What is required
Your task is to write out the lines from the line containing "Type out the text in this image." through the last line of the material, exactly.

Input records
————

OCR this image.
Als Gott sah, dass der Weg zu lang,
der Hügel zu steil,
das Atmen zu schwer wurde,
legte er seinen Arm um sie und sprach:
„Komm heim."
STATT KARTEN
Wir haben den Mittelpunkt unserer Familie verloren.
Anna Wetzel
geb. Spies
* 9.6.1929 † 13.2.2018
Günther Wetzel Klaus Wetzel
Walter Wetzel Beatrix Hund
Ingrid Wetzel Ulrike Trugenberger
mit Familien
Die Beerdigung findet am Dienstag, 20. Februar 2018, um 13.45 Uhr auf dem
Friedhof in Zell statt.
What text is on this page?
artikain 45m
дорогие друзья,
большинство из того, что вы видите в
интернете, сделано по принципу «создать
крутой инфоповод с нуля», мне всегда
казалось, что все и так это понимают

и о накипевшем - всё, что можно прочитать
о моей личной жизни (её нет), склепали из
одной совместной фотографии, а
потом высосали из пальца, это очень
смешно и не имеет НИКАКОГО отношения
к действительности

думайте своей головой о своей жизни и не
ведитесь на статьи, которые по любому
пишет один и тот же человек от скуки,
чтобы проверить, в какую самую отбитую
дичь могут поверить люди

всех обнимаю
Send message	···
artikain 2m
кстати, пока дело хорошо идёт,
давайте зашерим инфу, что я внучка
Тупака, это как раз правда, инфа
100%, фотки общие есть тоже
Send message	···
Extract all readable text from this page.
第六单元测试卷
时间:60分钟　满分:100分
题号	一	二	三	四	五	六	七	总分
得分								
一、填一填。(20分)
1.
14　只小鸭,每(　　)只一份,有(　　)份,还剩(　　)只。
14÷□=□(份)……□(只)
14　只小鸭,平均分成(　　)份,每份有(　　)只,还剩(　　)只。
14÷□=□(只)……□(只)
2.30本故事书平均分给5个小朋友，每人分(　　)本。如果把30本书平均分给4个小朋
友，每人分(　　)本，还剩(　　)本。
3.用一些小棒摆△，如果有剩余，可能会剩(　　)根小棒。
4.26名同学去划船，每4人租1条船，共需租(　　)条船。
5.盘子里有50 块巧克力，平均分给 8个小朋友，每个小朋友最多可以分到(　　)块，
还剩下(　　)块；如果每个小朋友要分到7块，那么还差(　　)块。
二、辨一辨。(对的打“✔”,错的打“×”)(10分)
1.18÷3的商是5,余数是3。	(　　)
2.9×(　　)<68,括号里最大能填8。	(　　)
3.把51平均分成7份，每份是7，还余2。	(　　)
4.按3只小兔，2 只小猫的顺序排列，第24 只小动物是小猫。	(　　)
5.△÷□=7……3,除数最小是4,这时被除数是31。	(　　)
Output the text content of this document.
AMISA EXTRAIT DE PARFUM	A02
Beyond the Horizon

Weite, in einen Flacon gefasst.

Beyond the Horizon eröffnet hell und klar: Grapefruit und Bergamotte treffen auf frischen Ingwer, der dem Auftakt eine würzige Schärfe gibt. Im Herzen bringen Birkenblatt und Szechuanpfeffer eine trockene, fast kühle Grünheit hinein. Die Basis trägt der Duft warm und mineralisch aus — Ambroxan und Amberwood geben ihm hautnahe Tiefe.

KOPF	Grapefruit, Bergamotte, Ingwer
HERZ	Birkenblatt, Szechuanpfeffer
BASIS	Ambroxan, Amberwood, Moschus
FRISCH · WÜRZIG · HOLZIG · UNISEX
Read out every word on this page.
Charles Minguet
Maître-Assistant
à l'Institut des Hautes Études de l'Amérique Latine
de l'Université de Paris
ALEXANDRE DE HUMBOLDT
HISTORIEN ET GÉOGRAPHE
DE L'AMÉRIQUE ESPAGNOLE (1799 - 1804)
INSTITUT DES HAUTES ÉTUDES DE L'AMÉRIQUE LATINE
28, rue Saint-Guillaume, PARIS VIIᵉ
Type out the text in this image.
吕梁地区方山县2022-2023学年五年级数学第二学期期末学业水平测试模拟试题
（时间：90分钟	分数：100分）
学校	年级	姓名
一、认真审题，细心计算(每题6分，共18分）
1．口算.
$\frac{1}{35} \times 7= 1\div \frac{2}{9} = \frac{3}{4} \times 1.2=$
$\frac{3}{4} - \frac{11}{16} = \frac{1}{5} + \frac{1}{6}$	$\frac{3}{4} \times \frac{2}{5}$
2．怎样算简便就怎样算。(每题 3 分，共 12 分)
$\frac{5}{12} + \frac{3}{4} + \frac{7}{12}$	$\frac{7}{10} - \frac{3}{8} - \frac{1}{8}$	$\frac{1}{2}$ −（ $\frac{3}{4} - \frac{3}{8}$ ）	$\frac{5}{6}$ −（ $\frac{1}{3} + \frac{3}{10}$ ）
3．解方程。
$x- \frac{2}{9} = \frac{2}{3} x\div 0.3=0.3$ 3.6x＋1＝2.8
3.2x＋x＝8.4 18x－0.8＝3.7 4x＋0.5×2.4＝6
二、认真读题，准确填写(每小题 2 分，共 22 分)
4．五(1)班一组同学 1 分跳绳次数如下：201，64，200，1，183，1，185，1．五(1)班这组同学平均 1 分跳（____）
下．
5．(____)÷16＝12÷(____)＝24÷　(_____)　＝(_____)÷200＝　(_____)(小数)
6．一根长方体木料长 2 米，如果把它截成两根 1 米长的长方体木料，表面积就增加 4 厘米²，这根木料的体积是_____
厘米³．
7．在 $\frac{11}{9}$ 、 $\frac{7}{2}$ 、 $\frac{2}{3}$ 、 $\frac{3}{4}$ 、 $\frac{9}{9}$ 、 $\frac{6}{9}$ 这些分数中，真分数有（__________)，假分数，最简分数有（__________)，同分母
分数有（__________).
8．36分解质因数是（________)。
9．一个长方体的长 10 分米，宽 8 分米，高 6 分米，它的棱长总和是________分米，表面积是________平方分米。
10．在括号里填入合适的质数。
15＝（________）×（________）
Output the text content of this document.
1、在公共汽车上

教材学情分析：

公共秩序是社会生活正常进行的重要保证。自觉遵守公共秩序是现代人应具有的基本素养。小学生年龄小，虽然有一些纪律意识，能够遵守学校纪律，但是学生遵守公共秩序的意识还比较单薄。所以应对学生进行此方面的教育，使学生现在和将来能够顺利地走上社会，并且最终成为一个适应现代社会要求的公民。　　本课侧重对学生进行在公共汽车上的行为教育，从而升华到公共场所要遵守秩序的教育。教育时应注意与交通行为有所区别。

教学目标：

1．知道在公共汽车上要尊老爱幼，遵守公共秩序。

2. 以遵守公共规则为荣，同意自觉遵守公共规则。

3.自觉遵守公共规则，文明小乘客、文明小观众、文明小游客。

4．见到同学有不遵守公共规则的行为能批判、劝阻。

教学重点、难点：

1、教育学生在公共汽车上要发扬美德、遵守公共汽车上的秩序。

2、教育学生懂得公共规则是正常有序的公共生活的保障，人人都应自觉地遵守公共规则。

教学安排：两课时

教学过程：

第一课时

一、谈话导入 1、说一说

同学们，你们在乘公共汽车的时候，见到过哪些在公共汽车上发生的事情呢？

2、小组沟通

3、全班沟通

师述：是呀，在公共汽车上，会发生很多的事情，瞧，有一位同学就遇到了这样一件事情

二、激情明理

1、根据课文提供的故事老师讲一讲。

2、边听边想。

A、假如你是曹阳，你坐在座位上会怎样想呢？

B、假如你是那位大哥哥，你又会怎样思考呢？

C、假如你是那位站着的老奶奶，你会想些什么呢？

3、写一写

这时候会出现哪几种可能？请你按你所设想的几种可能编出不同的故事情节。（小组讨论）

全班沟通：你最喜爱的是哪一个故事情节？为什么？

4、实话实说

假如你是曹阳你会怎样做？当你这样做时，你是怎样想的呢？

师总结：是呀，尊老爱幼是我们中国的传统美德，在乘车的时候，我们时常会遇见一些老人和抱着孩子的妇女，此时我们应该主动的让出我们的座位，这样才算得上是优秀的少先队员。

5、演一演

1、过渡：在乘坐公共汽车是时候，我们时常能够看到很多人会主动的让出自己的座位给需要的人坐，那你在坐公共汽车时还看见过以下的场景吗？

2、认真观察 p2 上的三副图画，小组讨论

————

Response to the exercise
Type out the text in this image.
吕梁地区方山县2022-2023学年五年级数学第二学期期末学业水平测试模拟试题
（时间：90分钟	分数：100分）
学校	年级	姓名
一、认真审题，细心计算(每题6分，共18分）
1．口算.
$\frac{1}{35} \times 7= 1\div \frac{2}{9} = \frac{3}{4} \times 1.2=$
$\frac{3}{4} - \frac{11}{16} = \frac{1}{5} + \frac{1}{6}$	$\frac{3}{4} \times \frac{2}{5}$
2．怎样算简便就怎样算。(每题 3 分，共 12 分)
$\frac{5}{12} + \frac{3}{4} + \frac{7}{12}$	$\frac{7}{10} - \frac{3}{8} - \frac{1}{8}$	$\frac{1}{2}$ −（ $\frac{3}{4} - \frac{3}{8}$ ）	$\frac{5}{6}$ −（ $\frac{1}{3} + \frac{3}{10}$ ）
3．解方程。
$x- \frac{2}{9} = \frac{2}{3} x\div 0.3=0.3$ 3.6x＋1＝2.8
3.2x＋x＝8.4 18x－0.8＝3.7 4x＋0.5×2.4＝6
二、认真读题，准确填写(每小题 2 分，共 22 分)
4．五(1)班一组同学 1 分跳绳次数如下：201，64，200，1，183，1，185，1．五(1)班这组同学平均 1 分跳（____）
下．
5．(____)÷16＝12÷(____)＝24÷　(_____)　＝(_____)÷200＝　(_____)(小数)
6．一根长方体木料长 2 米，如果把它截成两根 1 米长的长方体木料，表面积就增加 4 厘米²，这根木料的体积是_____
厘米³．
7．在 $\frac{11}{9}$ 、 $\frac{7}{2}$ 、 $\frac{2}{3}$ 、 $\frac{3}{4}$ 、 $\frac{9}{9}$ 、 $\frac{6}{9}$ 这些分数中，真分数有（__________)，假分数，最简分数有（__________)，同分母
分数有（__________).
8．36分解质因数是（________)。
9．一个长方体的长 10 分米，宽 8 分米，高 6 分米，它的棱长总和是________分米，表面积是________平方分米。
10．在括号里填入合适的质数。
15＝（________）×（________）
Output the text content of this document.
1、在公共汽车上

教材学情分析：

公共秩序是社会生活正常进行的重要保证。自觉遵守公共秩序是现代人应具有的基本素养。小学生年龄小，虽然有一些纪律意识，能够遵守学校纪律，但是学生遵守公共秩序的意识还比较单薄。所以应对学生进行此方面的教育，使学生现在和将来能够顺利地走上社会，并且最终成为一个适应现代社会要求的公民。　　本课侧重对学生进行在公共汽车上的行为教育，从而升华到公共场所要遵守秩序的教育。教育时应注意与交通行为有所区别。

教学目标：

1．知道在公共汽车上要尊老爱幼，遵守公共秩序。

2. 以遵守公共规则为荣，同意自觉遵守公共规则。

3.自觉遵守公共规则，文明小乘客、文明小观众、文明小游客。

4．见到同学有不遵守公共规则的行为能批判、劝阻。

教学重点、难点：

1、教育学生在公共汽车上要发扬美德、遵守公共汽车上的秩序。

2、教育学生懂得公共规则是正常有序的公共生活的保障，人人都应自觉地遵守公共规则。

教学安排：两课时

教学过程：

第一课时

一、谈话导入 1、说一说

同学们，你们在乘公共汽车的时候，见到过哪些在公共汽车上发生的事情呢？

2、小组沟通

3、全班沟通

师述：是呀，在公共汽车上，会发生很多的事情，瞧，有一位同学就遇到了这样一件事情

二、激情明理

1、根据课文提供的故事老师讲一讲。

2、边听边想。

A、假如你是曹阳，你坐在座位上会怎样想呢？

B、假如你是那位大哥哥，你又会怎样思考呢？

C、假如你是那位站着的老奶奶，你会想些什么呢？

3、写一写

这时候会出现哪几种可能？请你按你所设想的几种可能编出不同的故事情节。（小组讨论）

全班沟通：你最喜爱的是哪一个故事情节？为什么？

4、实话实说

假如你是曹阳你会怎样做？当你这样做时，你是怎样想的呢？

师总结：是呀，尊老爱幼是我们中国的传统美德，在乘车的时候，我们时常会遇见一些老人和抱着孩子的妇女，此时我们应该主动的让出我们的座位，这样才算得上是优秀的少先队员。

5、演一演

1、过渡：在乘坐公共汽车是时候，我们时常能够看到很多人会主动的让出自己的座位给需要的人坐，那你在坐公共汽车时还看见过以下的场景吗？

2、认真观察 p2 上的三副图画，小组讨论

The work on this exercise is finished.